** Short problem **
Copy each item below character for character, keeping every line.

+ + + + + + +

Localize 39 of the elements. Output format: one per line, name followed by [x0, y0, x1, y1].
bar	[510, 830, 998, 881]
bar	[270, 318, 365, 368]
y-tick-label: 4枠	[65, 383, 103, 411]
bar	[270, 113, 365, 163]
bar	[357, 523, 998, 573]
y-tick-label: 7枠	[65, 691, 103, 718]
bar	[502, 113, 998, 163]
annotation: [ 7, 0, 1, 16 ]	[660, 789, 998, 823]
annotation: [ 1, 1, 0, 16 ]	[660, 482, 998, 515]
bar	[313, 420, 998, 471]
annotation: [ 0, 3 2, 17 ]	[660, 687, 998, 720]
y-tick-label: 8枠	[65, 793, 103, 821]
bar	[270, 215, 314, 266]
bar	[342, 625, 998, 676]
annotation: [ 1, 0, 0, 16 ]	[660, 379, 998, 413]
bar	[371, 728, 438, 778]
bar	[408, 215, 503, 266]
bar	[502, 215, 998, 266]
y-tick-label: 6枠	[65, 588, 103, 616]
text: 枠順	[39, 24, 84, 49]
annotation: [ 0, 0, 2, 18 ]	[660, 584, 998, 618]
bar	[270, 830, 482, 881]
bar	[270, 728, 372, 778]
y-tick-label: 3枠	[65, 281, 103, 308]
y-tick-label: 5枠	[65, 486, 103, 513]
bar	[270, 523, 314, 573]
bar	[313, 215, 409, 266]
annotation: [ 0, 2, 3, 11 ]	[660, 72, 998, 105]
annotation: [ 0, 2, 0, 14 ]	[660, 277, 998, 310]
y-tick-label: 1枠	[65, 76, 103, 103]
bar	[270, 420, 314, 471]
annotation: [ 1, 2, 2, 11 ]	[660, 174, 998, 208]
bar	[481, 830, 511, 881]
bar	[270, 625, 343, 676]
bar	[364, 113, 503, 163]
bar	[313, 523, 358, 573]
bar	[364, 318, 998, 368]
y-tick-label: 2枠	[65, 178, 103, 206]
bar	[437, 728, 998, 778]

+ + + + + + +

** Task output **
Localize 39 of the elements. Output format: one per line, name followed by [x0, y0, x1, y1].
bar	[510, 830, 998, 881]
bar	[270, 318, 365, 368]
y-tick-label: 4枠	[65, 383, 103, 411]
bar	[270, 113, 365, 163]
bar	[357, 523, 998, 573]
y-tick-label: 7枠	[65, 691, 103, 718]
bar	[502, 113, 998, 163]
annotation: [ 7, 0, 1, 16 ]	[660, 789, 998, 823]
annotation: [ 1, 1, 0, 16 ]	[660, 482, 998, 515]
bar	[313, 420, 998, 471]
annotation: [ 0, 3 2, 17 ]	[660, 687, 998, 720]
y-tick-label: 8枠	[65, 793, 103, 821]
bar	[270, 215, 314, 266]
bar	[342, 625, 998, 676]
annotation: [ 1, 0, 0, 16 ]	[660, 379, 998, 413]
bar	[371, 728, 438, 778]
bar	[408, 215, 503, 266]
bar	[502, 215, 998, 266]
y-tick-label: 6枠	[65, 588, 103, 616]
text: 枠順	[39, 24, 84, 49]
annotation: [ 0, 0, 2, 18 ]	[660, 584, 998, 618]
bar	[270, 830, 482, 881]
bar	[270, 728, 372, 778]
y-tick-label: 3枠	[65, 281, 103, 308]
y-tick-label: 5枠	[65, 486, 103, 513]
bar	[270, 523, 314, 573]
bar	[313, 215, 409, 266]
annotation: [ 0, 2, 3, 11 ]	[660, 72, 998, 105]
annotation: [ 0, 2, 0, 14 ]	[660, 277, 998, 310]
y-tick-label: 1枠	[65, 76, 103, 103]
bar	[270, 420, 314, 471]
annotation: [ 1, 2, 2, 11 ]	[660, 174, 998, 208]
bar	[481, 830, 511, 881]
bar	[270, 625, 343, 676]
bar	[364, 113, 503, 163]
bar	[313, 523, 358, 573]
bar	[364, 318, 998, 368]
y-tick-label: 2枠	[65, 178, 103, 206]
bar	[437, 728, 998, 778]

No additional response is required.